▶ _Given exercise_
Here are some records; copy every line that holds the word "时效指标".

▶ _The input_
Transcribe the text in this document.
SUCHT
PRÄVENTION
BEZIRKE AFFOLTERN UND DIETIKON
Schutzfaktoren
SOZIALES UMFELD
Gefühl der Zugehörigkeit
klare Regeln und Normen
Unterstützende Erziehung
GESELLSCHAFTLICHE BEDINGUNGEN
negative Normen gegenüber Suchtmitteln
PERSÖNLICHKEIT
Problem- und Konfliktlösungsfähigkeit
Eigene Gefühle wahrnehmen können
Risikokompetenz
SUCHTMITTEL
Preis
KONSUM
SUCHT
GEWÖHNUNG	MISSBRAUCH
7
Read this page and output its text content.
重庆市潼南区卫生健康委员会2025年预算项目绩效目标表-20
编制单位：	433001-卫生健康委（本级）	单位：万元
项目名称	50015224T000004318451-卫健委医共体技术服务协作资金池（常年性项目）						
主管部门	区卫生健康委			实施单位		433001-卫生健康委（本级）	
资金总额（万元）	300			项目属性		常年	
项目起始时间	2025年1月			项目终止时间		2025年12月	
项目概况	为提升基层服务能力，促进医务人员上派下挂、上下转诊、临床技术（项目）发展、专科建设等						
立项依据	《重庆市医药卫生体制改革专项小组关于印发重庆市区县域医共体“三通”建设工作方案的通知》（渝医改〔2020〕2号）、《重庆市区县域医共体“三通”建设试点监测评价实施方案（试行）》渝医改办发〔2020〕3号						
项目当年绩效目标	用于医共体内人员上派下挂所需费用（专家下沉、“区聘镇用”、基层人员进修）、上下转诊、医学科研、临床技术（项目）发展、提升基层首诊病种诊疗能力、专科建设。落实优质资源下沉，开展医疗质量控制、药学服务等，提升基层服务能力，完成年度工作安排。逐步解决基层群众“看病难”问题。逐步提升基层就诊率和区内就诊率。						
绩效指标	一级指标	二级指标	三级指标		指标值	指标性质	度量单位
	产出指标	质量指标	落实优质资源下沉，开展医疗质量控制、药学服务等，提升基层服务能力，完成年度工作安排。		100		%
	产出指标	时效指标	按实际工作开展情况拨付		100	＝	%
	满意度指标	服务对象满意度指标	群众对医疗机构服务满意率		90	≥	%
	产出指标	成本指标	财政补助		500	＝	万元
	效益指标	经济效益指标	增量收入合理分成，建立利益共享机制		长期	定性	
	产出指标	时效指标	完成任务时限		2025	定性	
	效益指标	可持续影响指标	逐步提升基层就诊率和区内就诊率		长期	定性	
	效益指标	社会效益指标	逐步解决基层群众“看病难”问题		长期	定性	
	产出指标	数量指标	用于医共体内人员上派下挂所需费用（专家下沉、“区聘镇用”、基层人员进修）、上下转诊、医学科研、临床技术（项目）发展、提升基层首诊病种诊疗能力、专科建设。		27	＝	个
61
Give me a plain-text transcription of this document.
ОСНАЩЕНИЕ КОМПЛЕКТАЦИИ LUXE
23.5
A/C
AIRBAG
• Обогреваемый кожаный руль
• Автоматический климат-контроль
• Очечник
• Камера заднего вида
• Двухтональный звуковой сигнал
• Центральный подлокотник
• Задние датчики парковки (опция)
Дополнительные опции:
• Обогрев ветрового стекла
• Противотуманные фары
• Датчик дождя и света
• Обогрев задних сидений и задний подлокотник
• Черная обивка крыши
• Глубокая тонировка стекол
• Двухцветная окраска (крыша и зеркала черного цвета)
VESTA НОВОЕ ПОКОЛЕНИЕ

▶ _Exercise solution_
	产出指标	时效指标	按实际工作开展情况拨付		100	＝	%
	产出指标	时效指标	完成任务时限		2025	定性	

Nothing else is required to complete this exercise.